→ **Task objective**: Locate each line with the string "this" in the listing below and copy it.
====================
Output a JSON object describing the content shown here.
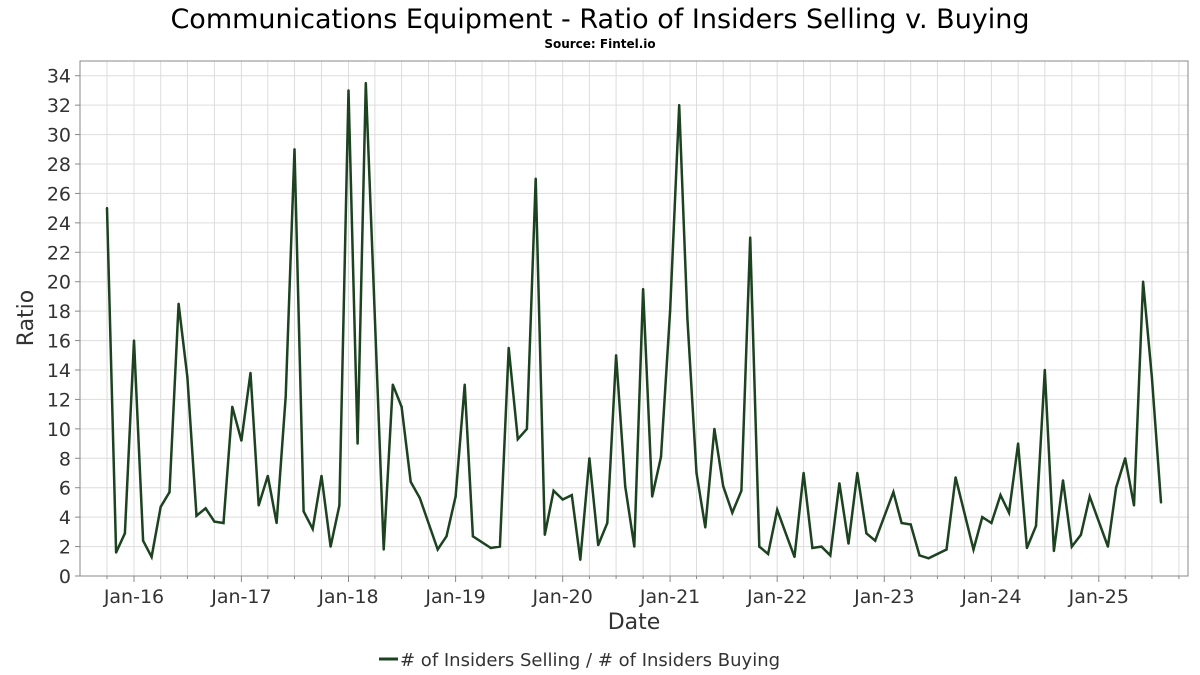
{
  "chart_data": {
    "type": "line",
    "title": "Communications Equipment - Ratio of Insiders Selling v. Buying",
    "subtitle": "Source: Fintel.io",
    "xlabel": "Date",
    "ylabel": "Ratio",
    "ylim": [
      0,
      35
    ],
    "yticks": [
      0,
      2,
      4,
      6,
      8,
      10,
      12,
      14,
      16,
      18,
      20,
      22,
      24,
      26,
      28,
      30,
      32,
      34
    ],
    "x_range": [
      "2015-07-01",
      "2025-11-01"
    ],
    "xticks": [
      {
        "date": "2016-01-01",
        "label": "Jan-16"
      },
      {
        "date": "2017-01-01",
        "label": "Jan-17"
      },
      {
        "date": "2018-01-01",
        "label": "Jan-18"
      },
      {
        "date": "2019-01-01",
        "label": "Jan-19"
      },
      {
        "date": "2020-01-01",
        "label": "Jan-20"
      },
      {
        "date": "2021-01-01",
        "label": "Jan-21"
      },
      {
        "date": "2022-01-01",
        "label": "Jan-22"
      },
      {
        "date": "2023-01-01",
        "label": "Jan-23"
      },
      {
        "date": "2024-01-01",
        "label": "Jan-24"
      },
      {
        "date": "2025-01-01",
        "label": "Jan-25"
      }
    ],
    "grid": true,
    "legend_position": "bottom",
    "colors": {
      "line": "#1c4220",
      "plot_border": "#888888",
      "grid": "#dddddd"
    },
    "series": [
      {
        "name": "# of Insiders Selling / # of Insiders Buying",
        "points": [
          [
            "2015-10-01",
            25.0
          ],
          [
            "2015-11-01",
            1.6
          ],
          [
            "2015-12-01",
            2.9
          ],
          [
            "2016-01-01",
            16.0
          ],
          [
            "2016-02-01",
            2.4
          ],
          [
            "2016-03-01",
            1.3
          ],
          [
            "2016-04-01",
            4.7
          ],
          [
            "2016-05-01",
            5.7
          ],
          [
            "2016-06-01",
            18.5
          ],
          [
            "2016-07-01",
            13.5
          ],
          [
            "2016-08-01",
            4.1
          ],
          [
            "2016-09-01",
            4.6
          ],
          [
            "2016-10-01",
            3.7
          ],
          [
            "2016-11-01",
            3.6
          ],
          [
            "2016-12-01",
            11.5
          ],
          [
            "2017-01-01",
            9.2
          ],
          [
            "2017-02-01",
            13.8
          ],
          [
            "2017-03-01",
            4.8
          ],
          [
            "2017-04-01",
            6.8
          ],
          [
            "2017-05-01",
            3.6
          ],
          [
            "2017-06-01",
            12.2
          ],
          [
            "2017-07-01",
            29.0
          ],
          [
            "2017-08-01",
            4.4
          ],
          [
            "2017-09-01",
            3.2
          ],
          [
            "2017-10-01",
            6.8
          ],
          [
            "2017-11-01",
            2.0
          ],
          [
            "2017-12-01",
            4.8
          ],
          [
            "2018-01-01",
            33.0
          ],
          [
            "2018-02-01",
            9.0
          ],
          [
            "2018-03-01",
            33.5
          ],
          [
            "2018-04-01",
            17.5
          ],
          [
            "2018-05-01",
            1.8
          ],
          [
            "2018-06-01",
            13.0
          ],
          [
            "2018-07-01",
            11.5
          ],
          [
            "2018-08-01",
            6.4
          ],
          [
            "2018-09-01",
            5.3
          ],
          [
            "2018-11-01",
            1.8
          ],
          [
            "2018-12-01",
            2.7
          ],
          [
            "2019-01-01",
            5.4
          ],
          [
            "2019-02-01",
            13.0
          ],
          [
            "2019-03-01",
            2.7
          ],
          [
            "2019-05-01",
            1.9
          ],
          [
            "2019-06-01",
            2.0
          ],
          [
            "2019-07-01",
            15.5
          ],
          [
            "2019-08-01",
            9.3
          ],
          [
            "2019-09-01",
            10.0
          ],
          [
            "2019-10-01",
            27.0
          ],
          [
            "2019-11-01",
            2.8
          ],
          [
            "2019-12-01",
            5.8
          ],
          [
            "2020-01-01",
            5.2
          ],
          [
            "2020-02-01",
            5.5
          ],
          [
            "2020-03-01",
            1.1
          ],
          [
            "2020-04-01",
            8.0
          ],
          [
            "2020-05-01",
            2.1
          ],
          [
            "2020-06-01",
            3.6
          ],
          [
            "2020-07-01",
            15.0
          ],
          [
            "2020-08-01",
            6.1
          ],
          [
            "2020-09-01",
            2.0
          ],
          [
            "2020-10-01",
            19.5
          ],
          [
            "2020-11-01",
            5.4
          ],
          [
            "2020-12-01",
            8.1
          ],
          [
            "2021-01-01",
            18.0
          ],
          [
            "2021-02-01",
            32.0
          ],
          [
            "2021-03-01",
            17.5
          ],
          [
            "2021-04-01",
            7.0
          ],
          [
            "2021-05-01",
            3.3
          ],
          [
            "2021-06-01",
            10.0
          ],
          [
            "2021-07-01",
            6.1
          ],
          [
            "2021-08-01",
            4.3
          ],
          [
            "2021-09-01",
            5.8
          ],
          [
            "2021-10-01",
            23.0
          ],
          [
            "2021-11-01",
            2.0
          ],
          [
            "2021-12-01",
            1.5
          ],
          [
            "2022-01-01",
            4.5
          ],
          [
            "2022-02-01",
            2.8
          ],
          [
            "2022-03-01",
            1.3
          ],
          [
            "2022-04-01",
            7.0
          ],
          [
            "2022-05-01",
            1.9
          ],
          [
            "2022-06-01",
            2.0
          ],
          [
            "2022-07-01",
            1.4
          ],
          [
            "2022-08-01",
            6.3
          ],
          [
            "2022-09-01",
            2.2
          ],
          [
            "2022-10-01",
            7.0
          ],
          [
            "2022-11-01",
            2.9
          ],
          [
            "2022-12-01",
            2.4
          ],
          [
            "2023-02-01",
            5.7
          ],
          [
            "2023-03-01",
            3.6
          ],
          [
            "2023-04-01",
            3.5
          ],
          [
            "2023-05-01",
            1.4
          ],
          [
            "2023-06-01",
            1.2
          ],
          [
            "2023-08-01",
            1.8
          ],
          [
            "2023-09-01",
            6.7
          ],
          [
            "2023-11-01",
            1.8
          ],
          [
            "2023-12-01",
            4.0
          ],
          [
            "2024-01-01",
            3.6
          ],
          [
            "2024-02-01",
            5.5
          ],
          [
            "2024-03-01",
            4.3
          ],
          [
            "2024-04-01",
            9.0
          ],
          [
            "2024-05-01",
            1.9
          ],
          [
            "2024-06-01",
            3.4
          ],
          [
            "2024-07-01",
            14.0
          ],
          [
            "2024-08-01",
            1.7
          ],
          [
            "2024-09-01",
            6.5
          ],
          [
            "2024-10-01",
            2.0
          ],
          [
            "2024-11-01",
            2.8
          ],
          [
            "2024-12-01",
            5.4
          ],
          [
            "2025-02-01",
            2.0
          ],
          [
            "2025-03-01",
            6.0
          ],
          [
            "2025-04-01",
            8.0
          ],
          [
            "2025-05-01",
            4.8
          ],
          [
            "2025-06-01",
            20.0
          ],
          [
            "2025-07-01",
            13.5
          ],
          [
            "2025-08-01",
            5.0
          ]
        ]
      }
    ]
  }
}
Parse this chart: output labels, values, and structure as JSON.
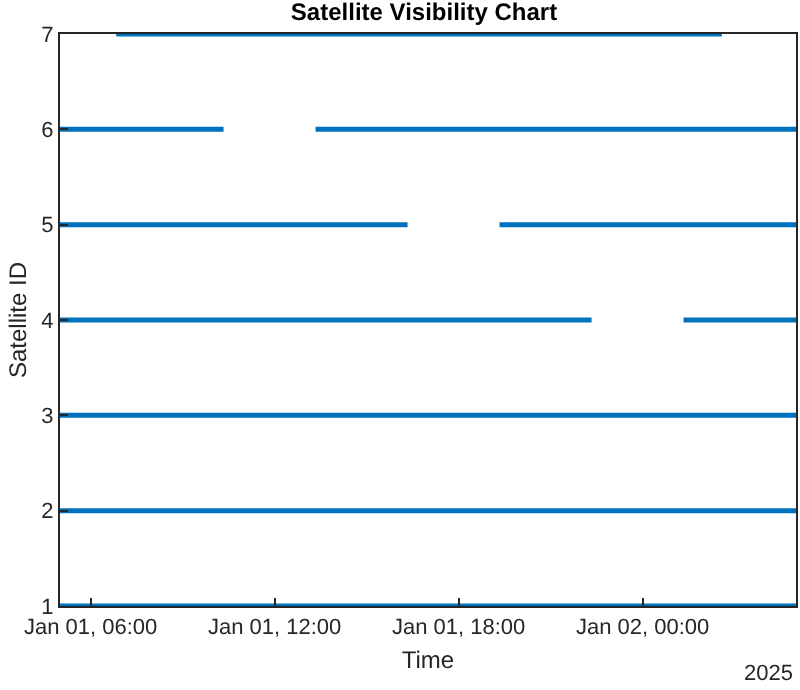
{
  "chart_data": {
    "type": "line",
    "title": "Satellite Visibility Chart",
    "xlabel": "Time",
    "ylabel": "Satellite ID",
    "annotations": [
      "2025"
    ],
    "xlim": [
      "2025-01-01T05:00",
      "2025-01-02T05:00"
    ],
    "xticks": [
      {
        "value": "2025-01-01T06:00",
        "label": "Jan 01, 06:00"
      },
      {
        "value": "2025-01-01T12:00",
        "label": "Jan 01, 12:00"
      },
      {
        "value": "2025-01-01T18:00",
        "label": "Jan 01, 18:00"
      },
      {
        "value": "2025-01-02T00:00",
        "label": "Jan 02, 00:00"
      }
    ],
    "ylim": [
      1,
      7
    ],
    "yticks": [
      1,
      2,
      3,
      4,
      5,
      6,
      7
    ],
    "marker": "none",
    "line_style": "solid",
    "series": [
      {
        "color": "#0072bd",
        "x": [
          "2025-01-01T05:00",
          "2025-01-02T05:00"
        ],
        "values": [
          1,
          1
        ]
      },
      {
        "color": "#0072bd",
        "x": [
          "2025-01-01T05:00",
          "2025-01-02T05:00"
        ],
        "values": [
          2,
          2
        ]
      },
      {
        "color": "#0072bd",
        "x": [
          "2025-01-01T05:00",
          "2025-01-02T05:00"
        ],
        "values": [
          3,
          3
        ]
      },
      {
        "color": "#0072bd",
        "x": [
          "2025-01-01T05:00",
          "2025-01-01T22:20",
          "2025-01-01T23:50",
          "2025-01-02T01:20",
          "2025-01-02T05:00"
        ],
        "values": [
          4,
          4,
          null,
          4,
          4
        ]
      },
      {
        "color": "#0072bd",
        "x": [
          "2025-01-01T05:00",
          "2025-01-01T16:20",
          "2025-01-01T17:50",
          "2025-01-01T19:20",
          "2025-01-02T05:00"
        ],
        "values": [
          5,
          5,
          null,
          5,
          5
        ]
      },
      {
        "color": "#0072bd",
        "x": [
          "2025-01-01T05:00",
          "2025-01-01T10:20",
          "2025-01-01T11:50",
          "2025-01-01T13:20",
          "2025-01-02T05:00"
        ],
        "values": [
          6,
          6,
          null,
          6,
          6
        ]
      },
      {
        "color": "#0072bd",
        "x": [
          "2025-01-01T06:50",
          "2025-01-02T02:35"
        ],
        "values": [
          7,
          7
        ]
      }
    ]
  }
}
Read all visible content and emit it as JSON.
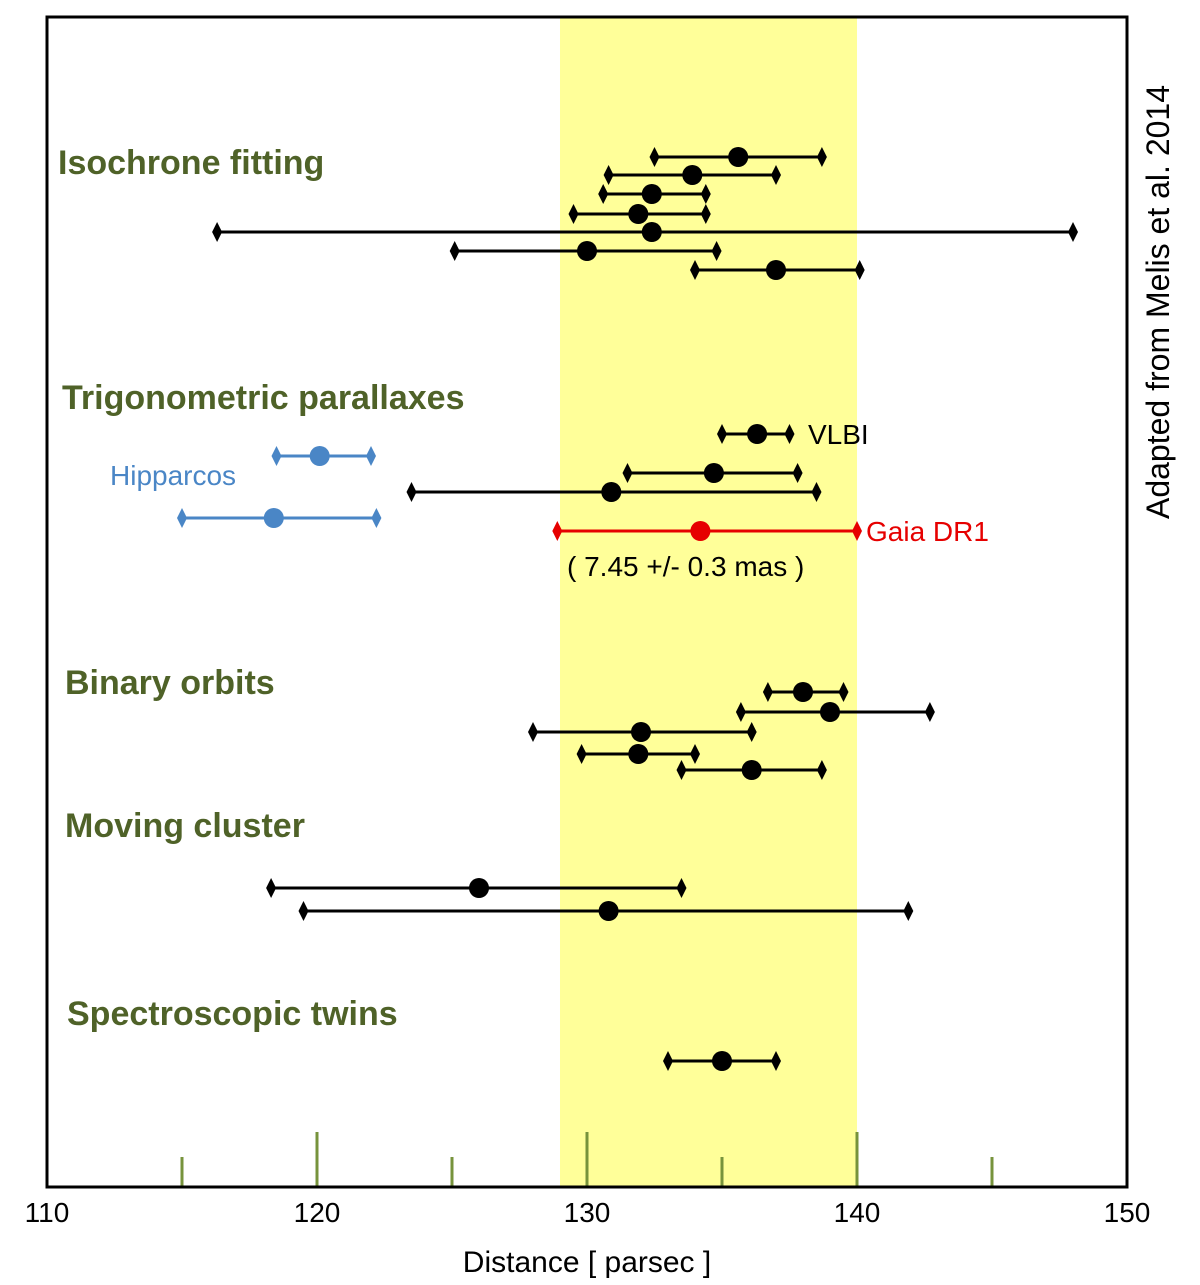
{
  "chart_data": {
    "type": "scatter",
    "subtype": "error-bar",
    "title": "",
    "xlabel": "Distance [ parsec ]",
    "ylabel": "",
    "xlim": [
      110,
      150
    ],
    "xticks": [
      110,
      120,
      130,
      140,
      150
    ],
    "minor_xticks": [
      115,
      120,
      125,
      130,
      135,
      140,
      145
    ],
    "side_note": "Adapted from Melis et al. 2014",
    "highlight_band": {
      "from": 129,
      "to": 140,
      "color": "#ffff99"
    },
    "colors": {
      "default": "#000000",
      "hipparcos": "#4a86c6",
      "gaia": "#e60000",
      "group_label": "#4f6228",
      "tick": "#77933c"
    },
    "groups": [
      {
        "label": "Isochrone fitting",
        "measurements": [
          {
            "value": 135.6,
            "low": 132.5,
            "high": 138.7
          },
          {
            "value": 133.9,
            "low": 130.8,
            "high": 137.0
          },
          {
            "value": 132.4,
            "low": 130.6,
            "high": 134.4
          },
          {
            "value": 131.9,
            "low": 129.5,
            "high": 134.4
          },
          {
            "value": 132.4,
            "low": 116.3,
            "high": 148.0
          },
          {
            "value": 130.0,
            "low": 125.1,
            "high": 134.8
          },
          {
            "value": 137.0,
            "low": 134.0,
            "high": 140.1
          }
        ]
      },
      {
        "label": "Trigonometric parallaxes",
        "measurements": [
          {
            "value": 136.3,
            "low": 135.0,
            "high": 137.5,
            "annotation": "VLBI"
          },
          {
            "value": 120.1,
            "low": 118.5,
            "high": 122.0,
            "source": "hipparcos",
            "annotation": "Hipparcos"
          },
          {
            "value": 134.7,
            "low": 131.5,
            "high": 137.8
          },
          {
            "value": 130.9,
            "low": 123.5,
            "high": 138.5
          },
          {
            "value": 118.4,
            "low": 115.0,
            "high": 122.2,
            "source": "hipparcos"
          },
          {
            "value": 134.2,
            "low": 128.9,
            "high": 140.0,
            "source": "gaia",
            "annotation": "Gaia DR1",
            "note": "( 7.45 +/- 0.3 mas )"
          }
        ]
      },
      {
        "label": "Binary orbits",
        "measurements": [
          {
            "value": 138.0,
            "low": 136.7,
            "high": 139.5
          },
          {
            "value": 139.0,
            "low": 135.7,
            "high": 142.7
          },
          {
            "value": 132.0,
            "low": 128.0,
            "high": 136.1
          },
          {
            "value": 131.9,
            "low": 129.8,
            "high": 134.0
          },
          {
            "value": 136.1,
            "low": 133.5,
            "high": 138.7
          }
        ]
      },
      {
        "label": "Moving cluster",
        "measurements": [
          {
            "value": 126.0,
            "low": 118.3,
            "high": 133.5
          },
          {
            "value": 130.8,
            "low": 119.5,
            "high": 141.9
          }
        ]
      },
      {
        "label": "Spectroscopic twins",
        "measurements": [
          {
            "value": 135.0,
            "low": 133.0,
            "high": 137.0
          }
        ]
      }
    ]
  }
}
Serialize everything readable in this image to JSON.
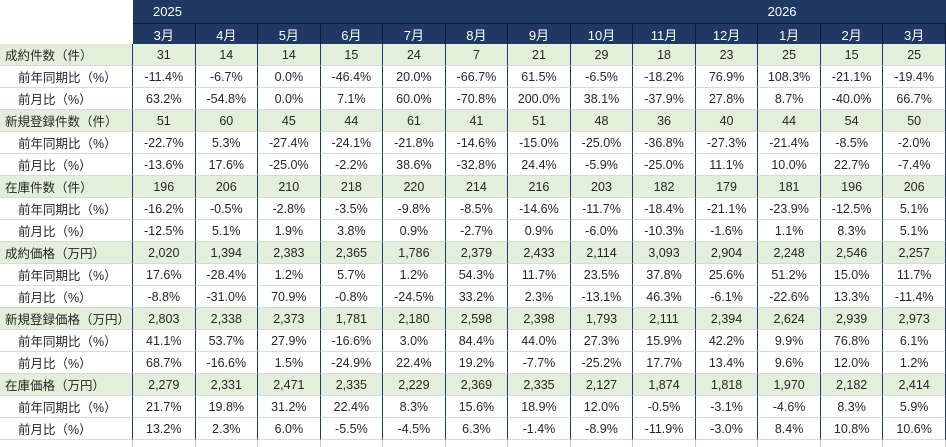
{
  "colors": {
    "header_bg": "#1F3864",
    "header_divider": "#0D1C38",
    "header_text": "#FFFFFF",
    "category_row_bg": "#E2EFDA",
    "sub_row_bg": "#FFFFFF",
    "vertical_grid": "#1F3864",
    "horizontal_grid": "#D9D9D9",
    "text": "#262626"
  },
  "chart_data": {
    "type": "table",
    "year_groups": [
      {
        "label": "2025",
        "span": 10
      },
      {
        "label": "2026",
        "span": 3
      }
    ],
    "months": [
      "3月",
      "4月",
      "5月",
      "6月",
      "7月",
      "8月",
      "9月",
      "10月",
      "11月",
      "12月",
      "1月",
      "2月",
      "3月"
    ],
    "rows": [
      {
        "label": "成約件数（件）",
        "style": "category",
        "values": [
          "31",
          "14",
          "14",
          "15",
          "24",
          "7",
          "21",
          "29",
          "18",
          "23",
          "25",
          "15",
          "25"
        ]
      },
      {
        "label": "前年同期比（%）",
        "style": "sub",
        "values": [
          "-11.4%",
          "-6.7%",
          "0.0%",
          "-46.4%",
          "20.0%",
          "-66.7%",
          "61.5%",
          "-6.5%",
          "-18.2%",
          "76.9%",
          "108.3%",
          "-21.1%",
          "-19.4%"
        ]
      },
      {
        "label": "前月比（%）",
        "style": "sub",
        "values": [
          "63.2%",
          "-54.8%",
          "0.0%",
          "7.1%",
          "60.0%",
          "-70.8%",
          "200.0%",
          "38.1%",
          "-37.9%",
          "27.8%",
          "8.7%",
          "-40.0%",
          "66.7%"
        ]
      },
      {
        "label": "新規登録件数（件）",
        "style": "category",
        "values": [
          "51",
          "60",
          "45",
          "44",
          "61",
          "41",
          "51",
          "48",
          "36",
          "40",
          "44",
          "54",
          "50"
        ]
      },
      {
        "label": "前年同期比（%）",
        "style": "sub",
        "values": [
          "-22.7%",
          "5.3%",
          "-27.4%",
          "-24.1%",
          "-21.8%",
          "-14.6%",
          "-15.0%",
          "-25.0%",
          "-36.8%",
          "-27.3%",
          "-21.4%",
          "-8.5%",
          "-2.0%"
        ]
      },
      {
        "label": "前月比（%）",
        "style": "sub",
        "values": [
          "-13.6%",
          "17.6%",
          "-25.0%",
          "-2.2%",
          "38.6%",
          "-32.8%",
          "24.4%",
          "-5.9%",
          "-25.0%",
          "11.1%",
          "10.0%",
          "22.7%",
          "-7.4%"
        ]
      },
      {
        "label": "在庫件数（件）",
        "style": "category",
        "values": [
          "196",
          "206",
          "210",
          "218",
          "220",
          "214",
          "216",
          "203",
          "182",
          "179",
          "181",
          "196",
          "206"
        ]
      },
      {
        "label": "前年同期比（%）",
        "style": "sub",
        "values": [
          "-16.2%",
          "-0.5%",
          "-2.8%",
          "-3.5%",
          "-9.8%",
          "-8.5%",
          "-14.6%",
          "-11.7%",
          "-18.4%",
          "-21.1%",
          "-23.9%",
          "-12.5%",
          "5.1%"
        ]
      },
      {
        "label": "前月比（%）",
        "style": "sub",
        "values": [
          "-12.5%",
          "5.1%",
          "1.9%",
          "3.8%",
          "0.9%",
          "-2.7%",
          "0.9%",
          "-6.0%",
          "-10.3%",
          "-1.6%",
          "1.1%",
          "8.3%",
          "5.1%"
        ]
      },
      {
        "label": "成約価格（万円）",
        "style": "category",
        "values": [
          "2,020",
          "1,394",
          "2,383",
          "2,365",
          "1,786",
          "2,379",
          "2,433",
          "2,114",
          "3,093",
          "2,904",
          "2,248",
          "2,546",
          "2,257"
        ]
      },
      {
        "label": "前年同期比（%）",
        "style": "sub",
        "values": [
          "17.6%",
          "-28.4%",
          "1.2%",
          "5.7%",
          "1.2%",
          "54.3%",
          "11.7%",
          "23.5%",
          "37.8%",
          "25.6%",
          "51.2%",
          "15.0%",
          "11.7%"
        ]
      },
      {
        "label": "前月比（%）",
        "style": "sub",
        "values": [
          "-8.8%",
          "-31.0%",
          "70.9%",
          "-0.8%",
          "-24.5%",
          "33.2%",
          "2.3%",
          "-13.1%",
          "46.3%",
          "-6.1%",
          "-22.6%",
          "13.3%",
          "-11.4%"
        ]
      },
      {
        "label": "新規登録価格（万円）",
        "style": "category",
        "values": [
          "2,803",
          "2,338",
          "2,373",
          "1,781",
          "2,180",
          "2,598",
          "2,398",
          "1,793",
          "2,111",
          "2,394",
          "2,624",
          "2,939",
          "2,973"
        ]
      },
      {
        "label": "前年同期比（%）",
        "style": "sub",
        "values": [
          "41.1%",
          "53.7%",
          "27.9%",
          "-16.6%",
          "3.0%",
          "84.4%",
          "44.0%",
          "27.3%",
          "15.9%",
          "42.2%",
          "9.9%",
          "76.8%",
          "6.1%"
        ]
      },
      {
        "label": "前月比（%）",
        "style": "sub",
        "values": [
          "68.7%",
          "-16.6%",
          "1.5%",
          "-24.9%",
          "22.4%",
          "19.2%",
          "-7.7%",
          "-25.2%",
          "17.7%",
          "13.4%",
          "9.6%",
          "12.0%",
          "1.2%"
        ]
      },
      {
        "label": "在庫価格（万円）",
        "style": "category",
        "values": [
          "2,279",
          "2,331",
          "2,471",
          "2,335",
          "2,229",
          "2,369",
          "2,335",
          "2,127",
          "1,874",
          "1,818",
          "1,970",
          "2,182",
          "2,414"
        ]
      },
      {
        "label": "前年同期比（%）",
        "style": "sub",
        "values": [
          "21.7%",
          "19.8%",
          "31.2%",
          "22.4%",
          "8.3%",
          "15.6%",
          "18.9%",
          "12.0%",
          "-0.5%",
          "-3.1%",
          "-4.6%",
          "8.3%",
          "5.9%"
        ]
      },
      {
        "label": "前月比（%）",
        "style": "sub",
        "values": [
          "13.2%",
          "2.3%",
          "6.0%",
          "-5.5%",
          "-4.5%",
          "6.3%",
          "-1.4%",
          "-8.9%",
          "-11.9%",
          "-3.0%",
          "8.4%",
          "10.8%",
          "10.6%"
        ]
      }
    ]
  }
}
====================
→ **Finished exercise**:
Parse this chart: output labels, values, and structure as JSON.
Serialize everything readable in this image to JSON.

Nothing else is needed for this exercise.